(WRITTEN EXERCISE) Print out every line, exactly as written.

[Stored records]

◆ ◆ ◆ ◆

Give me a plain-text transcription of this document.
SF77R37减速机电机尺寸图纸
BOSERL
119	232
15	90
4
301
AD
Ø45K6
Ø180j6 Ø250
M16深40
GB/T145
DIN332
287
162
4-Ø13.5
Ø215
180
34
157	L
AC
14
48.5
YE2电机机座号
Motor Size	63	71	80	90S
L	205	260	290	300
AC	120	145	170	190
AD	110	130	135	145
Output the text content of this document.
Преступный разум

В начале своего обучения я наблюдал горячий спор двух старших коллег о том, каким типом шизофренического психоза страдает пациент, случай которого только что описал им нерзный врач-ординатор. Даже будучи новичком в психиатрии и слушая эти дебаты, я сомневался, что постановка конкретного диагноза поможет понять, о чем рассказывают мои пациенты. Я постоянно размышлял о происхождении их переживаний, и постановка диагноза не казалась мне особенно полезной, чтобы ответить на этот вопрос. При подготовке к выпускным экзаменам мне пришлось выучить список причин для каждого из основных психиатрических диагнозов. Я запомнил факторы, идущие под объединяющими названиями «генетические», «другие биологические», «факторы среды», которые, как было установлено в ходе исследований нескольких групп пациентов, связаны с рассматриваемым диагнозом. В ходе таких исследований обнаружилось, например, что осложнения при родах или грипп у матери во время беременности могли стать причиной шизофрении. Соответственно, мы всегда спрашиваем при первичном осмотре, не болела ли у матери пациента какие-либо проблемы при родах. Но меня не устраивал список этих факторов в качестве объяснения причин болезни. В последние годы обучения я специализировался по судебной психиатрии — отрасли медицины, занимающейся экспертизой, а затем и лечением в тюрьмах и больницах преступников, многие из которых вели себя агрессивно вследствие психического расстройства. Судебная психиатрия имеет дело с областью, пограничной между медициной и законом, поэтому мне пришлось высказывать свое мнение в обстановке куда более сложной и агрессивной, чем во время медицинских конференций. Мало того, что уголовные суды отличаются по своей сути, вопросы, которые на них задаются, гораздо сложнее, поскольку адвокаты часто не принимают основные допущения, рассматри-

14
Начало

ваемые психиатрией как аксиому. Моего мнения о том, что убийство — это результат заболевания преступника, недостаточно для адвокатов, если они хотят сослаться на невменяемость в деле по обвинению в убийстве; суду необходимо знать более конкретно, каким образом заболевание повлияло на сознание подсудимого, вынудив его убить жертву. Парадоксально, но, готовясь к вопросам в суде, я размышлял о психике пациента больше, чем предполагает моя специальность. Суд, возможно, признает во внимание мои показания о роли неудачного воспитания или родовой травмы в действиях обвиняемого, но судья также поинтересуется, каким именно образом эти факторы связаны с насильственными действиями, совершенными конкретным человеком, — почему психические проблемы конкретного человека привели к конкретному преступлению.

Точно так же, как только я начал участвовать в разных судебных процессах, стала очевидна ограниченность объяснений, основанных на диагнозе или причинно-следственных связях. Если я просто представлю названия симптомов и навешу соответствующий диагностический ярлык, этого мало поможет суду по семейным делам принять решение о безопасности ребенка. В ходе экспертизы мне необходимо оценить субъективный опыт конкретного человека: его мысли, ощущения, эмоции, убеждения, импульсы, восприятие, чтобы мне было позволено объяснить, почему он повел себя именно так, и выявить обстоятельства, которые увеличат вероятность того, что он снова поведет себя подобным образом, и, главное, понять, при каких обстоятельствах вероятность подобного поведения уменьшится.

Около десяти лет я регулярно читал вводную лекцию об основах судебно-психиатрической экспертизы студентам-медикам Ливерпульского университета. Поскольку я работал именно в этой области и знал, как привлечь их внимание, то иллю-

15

◆ ◆ ◆ ◆

(REPLY)
Give me a plain-text transcription of this document.
SF77R37减速机电机尺寸图纸
BOSERL
119	232
15	90
4
301
AD
Ø45K6
Ø180j6 Ø250
M16深40
GB/T145
DIN332
287
162
4-Ø13.5
Ø215
180
34
157	L
AC
14
48.5
YE2电机机座号
Motor Size	63	71	80	90S
L	205	260	290	300
AC	120	145	170	190
AD	110	130	135	145
Output the text content of this document.
Преступный разум

В начале своего обучения я наблюдал горячий спор двух старших коллег о том, каким типом шизофренического психоза страдает пациент, случай которого только что описал им нерзный врач-ординатор. Даже будучи новичком в психиатрии и слушая эти дебаты, я сомневался, что постановка конкретного диагноза поможет понять, о чем рассказывают мои пациенты. Я постоянно размышлял о происхождении их переживаний, и постановка диагноза не казалась мне особенно полезной, чтобы ответить на этот вопрос. При подготовке к выпускным экзаменам мне пришлось выучить список причин для каждого из основных психиатрических диагнозов. Я запомнил факторы, идущие под объединяющими названиями «генетические», «другие биологические», «факторы среды», которые, как было установлено в ходе исследований нескольких групп пациентов, связаны с рассматриваемым диагнозом. В ходе таких исследований обнаружилось, например, что осложнения при родах или грипп у матери во время беременности могли стать причиной шизофрении. Соответственно, мы всегда спрашиваем при первичном осмотре, не болела ли у матери пациента какие-либо проблемы при родах. Но меня не устраивал список этих факторов в качестве объяснения причин болезни. В последние годы обучения я специализировался по судебной психиатрии — отрасли медицины, занимающейся экспертизой, а затем и лечением в тюрьмах и больницах преступников, многие из которых вели себя агрессивно вследствие психического расстройства. Судебная психиатрия имеет дело с областью, пограничной между медициной и законом, поэтому мне пришлось высказывать свое мнение в обстановке куда более сложной и агрессивной, чем во время медицинских конференций. Мало того, что уголовные суды отличаются по своей сути, вопросы, которые на них задаются, гораздо сложнее, поскольку адвокаты часто не принимают основные допущения, рассматри-

14
Начало

ваемые психиатрией как аксиому. Моего мнения о том, что убийство — это результат заболевания преступника, недостаточно для адвокатов, если они хотят сослаться на невменяемость в деле по обвинению в убийстве; суду необходимо знать более конкретно, каким образом заболевание повлияло на сознание подсудимого, вынудив его убить жертву. Парадоксально, но, готовясь к вопросам в суде, я размышлял о психике пациента больше, чем предполагает моя специальность. Суд, возможно, признает во внимание мои показания о роли неудачного воспитания или родовой травмы в действиях обвиняемого, но судья также поинтересуется, каким именно образом эти факторы связаны с насильственными действиями, совершенными конкретным человеком, — почему психические проблемы конкретного человека привели к конкретному преступлению.

Точно так же, как только я начал участвовать в разных судебных процессах, стала очевидна ограниченность объяснений, основанных на диагнозе или причинно-следственных связях. Если я просто представлю названия симптомов и навешу соответствующий диагностический ярлык, этого мало поможет суду по семейным делам принять решение о безопасности ребенка. В ходе экспертизы мне необходимо оценить субъективный опыт конкретного человека: его мысли, ощущения, эмоции, убеждения, импульсы, восприятие, чтобы мне было позволено объяснить, почему он повел себя именно так, и выявить обстоятельства, которые увеличат вероятность того, что он снова поведет себя подобным образом, и, главное, понять, при каких обстоятельствах вероятность подобного поведения уменьшится.

Около десяти лет я регулярно читал вводную лекцию об основах судебно-психиатрической экспертизы студентам-медикам Ливерпульского университета. Поскольку я работал именно в этой области и знал, как привлечь их внимание, то иллю-

15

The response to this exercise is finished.